== RECORDED INFORMATION ==

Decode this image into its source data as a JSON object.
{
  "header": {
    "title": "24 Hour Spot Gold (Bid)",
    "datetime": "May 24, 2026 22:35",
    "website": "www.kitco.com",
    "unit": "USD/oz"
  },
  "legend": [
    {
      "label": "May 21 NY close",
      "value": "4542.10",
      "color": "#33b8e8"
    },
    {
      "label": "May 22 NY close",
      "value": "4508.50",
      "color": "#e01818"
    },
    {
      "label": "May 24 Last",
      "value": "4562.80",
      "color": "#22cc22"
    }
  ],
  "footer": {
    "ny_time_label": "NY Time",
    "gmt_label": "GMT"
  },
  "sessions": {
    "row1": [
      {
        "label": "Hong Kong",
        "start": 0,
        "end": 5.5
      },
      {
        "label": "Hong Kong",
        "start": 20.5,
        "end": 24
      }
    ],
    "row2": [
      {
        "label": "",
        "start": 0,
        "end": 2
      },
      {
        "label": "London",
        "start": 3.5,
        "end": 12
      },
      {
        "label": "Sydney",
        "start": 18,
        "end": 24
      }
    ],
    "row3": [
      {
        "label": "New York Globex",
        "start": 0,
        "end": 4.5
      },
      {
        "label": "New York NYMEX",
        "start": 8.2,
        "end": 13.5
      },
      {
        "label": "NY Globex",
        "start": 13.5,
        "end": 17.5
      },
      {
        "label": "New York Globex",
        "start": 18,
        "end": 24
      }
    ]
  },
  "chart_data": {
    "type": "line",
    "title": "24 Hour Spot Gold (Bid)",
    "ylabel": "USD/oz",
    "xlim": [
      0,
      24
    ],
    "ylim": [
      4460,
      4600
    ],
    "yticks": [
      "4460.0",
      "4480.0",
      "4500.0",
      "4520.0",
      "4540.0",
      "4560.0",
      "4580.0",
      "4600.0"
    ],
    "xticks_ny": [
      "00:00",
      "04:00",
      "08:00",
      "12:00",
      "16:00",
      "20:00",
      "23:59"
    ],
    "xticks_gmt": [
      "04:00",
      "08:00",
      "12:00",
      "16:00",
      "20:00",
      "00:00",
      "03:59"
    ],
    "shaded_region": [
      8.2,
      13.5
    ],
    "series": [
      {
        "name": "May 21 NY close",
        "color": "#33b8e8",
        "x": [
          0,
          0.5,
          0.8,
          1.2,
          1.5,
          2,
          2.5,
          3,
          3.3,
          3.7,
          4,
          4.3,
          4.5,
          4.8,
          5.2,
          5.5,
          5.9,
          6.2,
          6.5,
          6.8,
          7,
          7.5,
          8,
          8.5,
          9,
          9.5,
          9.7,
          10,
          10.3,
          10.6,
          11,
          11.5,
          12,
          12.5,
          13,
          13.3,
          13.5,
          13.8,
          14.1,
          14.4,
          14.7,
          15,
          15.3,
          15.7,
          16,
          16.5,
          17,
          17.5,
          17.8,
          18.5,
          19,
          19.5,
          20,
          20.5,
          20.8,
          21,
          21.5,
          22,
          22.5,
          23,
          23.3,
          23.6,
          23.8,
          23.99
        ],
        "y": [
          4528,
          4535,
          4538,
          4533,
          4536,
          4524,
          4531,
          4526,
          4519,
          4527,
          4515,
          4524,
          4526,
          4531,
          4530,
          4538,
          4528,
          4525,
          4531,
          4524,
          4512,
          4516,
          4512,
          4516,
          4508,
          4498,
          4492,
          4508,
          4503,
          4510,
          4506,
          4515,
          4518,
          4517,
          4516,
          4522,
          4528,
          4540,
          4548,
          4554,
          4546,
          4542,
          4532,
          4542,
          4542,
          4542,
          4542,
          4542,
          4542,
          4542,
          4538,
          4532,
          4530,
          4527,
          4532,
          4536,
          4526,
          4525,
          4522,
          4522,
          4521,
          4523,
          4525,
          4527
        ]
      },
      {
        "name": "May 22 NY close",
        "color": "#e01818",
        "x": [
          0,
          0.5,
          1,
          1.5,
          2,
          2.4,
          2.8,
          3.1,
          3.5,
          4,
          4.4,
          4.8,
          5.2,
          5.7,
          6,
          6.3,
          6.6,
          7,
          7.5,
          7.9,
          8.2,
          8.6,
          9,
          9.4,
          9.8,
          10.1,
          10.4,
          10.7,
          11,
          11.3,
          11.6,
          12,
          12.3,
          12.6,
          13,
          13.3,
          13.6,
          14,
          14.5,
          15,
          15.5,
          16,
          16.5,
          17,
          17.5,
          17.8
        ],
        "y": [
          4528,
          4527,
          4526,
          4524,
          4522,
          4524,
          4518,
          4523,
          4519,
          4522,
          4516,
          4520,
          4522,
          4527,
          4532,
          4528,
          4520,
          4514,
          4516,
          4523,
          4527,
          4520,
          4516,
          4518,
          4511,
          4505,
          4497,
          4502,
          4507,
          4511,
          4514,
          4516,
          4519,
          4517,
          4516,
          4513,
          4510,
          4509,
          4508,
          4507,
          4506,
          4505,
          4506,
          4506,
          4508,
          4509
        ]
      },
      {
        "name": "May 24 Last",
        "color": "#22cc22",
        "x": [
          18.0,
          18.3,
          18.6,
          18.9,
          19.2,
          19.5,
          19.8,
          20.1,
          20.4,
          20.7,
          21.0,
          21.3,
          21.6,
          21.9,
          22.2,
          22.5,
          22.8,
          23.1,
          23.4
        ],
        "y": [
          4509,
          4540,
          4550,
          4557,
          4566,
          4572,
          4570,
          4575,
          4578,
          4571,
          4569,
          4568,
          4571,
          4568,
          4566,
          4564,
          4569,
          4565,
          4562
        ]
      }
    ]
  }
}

===

GIVEN PROBLEM =
Copy out every line of the material above that mentions the word "close".

OUTPUT =
      "label": "May 21 NY close",
      "label": "May 22 NY close",
        "name": "May 21 NY close",
        "name": "May 22 NY close",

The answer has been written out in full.